--- PROBLEM DETAILS ---
Scan the lines below for the word "text". Copy each line you find it in.
Start of RECORDS SHOWN
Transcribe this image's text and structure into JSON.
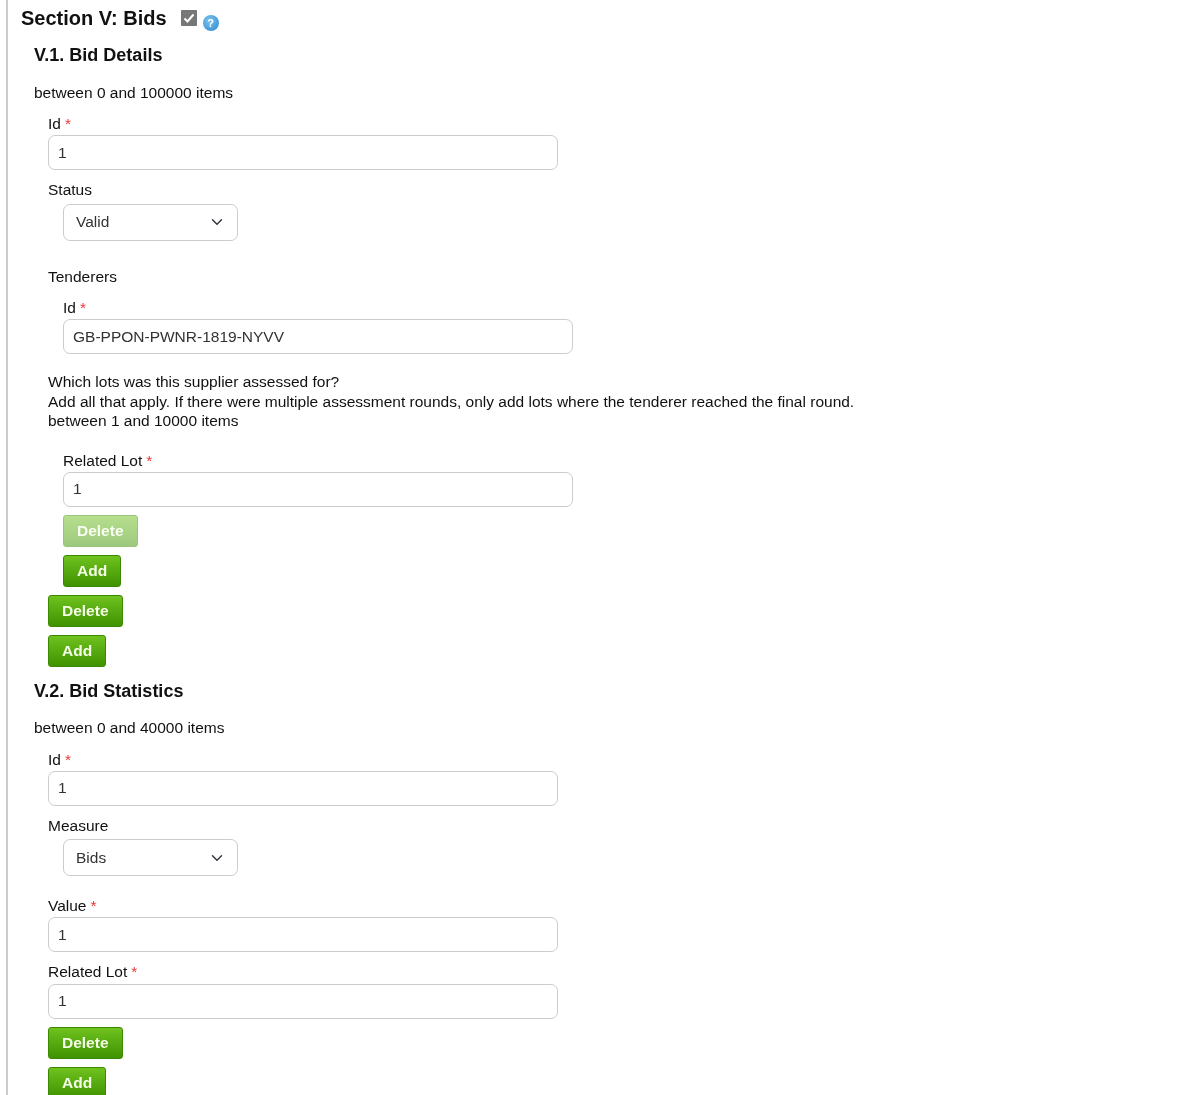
{
  "section": {
    "title": "Section V: Bids",
    "checked": true,
    "help": "?",
    "subsections": [
      {
        "title": "V.1. Bid Details",
        "note": "between 0 and 100000 items",
        "items": [
          {
            "kind": "field",
            "label": "Id",
            "required_mark": "*",
            "value": "1"
          },
          {
            "kind": "select",
            "label": "Status",
            "value": "Valid"
          },
          {
            "kind": "group",
            "label": "Tenderers",
            "children": [
              {
                "kind": "field",
                "label": "Id",
                "required_mark": "*",
                "value": "GB-PPON-PWNR-1819-NYVV"
              }
            ]
          },
          {
            "kind": "text",
            "lines": [
              "Which lots was this supplier assessed for?",
              "Add all that apply. If there were multiple assessment rounds, only add lots where the tenderer reached the final round.",
              "between 1 and 10000 items"
            ]
          },
          {
            "kind": "group",
            "children": [
              {
                "kind": "field",
                "label": "Related Lot",
                "required_mark": "*",
                "value": "1"
              },
              {
                "kind": "button",
                "label": "Delete",
                "disabled": true
              },
              {
                "kind": "button",
                "label": "Add",
                "disabled": false
              }
            ]
          },
          {
            "kind": "button",
            "label": "Delete",
            "disabled": false
          },
          {
            "kind": "button",
            "label": "Add",
            "disabled": false
          }
        ]
      },
      {
        "title": "V.2. Bid Statistics",
        "note": "between 0 and 40000 items",
        "items": [
          {
            "kind": "field",
            "label": "Id",
            "required_mark": "*",
            "value": "1"
          },
          {
            "kind": "select",
            "label": "Measure",
            "value": "Bids"
          },
          {
            "kind": "field",
            "label": "Value",
            "required_mark": "*",
            "value": "1"
          },
          {
            "kind": "field",
            "label": "Related Lot",
            "required_mark": "*",
            "value": "1"
          },
          {
            "kind": "button",
            "label": "Delete",
            "disabled": false
          },
          {
            "kind": "button",
            "label": "Add",
            "disabled": false
          }
        ]
      }
    ]
  }
}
End of RECORDS SHOWN
--- EXPECTED OUTPUT ---
Transcribe this image's text and structure into JSON.
            "kind": "text",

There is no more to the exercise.